Begin
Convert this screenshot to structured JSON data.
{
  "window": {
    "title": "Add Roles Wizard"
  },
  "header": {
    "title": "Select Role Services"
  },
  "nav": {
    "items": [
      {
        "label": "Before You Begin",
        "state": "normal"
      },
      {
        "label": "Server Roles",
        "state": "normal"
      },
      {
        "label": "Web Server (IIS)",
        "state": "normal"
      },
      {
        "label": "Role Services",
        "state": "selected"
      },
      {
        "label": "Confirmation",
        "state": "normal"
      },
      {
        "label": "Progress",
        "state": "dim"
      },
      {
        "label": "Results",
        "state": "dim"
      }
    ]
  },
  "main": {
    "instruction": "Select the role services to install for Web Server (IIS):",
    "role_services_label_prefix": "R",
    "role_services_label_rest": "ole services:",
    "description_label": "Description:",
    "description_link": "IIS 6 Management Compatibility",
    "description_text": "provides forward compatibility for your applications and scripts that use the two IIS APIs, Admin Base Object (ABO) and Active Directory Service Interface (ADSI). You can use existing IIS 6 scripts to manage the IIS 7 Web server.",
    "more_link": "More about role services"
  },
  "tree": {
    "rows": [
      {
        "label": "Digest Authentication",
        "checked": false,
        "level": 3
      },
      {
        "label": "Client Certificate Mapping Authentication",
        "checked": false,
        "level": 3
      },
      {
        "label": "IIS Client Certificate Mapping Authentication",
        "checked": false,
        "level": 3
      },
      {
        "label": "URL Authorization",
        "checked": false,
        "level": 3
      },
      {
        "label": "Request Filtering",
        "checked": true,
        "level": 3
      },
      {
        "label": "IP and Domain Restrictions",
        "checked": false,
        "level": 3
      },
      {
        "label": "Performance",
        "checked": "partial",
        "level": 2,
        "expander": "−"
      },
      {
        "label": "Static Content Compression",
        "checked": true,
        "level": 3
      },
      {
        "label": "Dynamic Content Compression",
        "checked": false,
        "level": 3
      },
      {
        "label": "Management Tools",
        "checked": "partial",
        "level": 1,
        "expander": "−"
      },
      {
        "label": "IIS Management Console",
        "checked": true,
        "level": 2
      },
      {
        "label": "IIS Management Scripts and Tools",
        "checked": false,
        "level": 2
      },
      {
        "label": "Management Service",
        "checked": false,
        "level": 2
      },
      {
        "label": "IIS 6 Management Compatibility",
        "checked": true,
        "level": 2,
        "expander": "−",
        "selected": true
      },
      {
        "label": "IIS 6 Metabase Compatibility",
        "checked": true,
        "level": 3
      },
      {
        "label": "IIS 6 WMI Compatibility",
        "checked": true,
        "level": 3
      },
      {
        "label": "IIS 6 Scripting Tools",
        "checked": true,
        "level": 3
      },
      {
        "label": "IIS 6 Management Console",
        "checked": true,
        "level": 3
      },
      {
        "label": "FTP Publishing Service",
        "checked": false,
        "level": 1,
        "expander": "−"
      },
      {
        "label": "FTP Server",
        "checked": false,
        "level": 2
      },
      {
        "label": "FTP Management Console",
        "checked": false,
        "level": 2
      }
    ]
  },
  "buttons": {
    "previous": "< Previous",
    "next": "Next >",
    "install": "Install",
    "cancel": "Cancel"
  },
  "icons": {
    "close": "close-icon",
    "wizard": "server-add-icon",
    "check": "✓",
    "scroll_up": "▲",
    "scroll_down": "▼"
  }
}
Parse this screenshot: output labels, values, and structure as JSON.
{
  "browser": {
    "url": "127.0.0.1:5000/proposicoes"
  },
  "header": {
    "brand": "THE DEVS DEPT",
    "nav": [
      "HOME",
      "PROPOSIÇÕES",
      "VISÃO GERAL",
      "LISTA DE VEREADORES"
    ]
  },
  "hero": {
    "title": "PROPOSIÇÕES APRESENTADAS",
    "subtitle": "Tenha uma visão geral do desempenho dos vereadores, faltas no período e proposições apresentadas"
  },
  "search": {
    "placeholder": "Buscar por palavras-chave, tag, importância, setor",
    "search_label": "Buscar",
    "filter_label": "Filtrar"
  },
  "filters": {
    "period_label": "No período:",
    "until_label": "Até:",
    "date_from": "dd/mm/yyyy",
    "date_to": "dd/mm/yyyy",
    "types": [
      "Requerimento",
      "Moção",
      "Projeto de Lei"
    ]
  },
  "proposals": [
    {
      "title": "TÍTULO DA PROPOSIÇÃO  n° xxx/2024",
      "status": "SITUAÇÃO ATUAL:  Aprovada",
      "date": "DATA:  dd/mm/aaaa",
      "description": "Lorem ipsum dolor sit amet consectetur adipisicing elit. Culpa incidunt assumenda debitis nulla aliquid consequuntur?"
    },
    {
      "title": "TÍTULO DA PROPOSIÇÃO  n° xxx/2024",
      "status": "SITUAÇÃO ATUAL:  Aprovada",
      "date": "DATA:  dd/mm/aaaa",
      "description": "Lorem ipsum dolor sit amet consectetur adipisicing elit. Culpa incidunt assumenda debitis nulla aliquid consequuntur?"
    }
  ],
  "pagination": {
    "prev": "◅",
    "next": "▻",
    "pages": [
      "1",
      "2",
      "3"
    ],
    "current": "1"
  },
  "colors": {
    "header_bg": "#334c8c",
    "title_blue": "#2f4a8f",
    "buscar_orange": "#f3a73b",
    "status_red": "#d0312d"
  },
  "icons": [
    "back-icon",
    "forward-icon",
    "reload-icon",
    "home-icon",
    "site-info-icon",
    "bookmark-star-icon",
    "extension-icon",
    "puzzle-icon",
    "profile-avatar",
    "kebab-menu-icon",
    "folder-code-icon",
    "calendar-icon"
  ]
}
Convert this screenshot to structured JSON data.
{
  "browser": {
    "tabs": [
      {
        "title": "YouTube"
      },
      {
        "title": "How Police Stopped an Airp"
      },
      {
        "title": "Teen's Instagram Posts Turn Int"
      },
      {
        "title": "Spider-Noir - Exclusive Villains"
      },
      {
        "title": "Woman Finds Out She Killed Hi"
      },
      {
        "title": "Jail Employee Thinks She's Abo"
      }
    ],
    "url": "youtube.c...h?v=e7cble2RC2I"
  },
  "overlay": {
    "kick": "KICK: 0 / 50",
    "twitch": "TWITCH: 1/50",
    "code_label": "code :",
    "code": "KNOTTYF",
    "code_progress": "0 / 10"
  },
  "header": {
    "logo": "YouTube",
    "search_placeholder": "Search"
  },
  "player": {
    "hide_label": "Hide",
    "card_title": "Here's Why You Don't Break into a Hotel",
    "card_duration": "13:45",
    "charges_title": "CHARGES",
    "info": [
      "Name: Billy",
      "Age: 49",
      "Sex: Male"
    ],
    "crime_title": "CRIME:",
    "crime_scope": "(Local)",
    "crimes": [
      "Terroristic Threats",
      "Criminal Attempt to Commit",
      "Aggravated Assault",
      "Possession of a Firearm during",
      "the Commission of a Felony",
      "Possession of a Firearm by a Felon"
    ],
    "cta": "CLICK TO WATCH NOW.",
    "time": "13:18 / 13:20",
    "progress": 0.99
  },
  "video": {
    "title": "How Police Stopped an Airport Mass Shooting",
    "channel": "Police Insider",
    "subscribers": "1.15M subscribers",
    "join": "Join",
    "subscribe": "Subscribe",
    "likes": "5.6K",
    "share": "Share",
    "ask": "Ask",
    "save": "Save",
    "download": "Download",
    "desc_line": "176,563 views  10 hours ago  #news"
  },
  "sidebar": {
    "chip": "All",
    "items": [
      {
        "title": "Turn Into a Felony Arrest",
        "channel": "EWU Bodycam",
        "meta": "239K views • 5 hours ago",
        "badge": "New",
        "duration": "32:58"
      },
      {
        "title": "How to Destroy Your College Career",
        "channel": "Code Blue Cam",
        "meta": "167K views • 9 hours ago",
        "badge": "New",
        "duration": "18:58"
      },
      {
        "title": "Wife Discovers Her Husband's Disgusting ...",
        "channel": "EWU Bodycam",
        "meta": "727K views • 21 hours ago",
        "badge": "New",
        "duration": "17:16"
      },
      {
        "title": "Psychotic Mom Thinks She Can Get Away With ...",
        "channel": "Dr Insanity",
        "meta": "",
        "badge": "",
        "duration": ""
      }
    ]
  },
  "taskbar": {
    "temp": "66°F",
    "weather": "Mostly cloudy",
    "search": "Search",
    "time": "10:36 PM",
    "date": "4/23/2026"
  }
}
End
**Exercise prompt**:
Using the records above, copy each line that contains "Client".

**Output of the task**:
        "label": "Client Certificate Mapping Authentication",
        "label": "IIS Client Certificate Mapping Authentication",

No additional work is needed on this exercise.